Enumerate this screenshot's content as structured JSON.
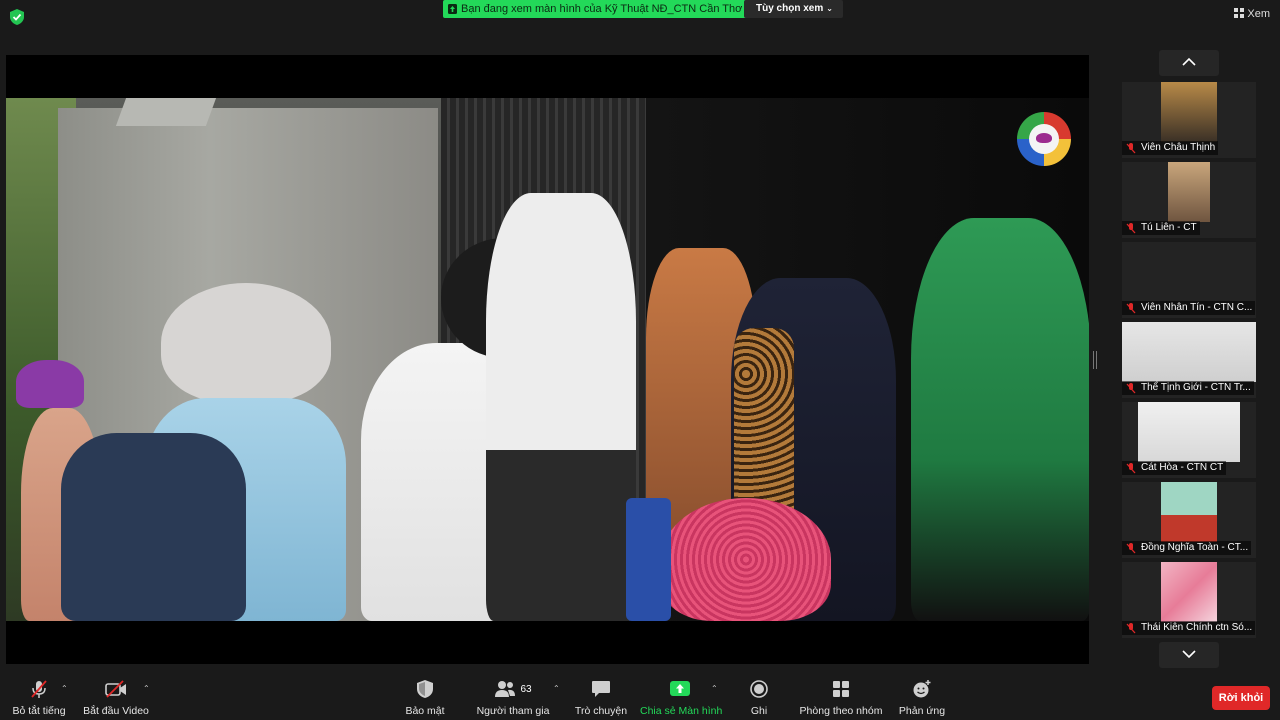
{
  "topbar": {
    "security_icon": "shield-check-icon",
    "share_banner": "Bạn đang xem màn hình của Kỹ Thuật NĐ_CTN Cần Thơ",
    "view_options": "Tùy chọn xem",
    "view_label": "Xem"
  },
  "colors": {
    "share_green": "#23d959",
    "leave_red": "#e02828",
    "background": "#1a1a1a",
    "muted_mic": "#e02828"
  },
  "participants": [
    {
      "name": "Viên Châu Thịnh",
      "mic": "muted-mic-icon"
    },
    {
      "name": "Tú Liên - CT",
      "mic": "muted-mic-icon"
    },
    {
      "name": "Viên Nhân Tín - CTN C...",
      "mic": "muted-mic-icon"
    },
    {
      "name": "Thể Tịnh Giới - CTN Tr...",
      "mic": "muted-mic-icon"
    },
    {
      "name": "Cát Hòa - CTN CT",
      "mic": "muted-mic-icon"
    },
    {
      "name": "Đồng Nghĩa Toàn - CT...",
      "mic": "muted-mic-icon"
    },
    {
      "name": "Thái Kiên Chính ctn Só...",
      "mic": "muted-mic-icon"
    }
  ],
  "toolbar": {
    "mute": "Bỏ tắt tiếng",
    "video": "Bắt đầu Video",
    "security": "Bảo mật",
    "participants": "Người tham gia",
    "participants_count": "63",
    "chat": "Trò chuyện",
    "share": "Chia sẻ Màn hình",
    "record": "Ghi",
    "breakout": "Phòng theo nhóm",
    "reactions": "Phản ứng",
    "leave": "Rời khỏi"
  }
}
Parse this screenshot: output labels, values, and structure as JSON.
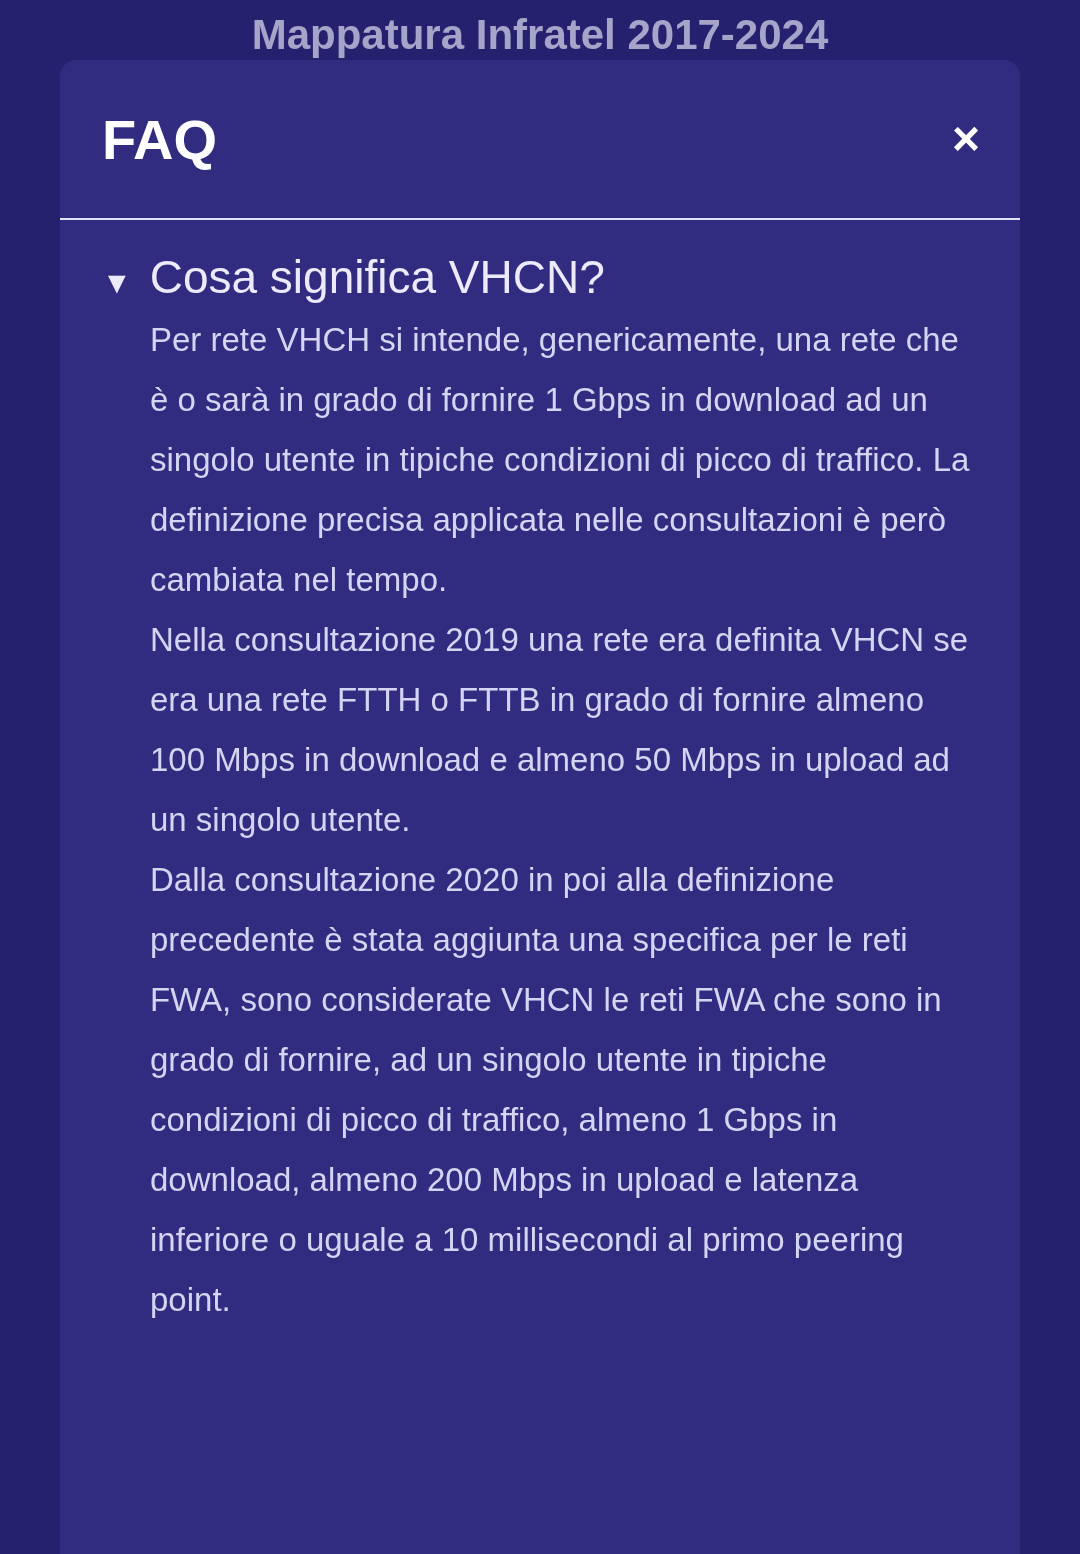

------------------------------------------------

What is asked: Pull out every line in the data above that has the word "this".

Written solution:
Enumerate this screenshot's content as structured JSON.
Parse this screenshot: output labels, values, and structure as JSON.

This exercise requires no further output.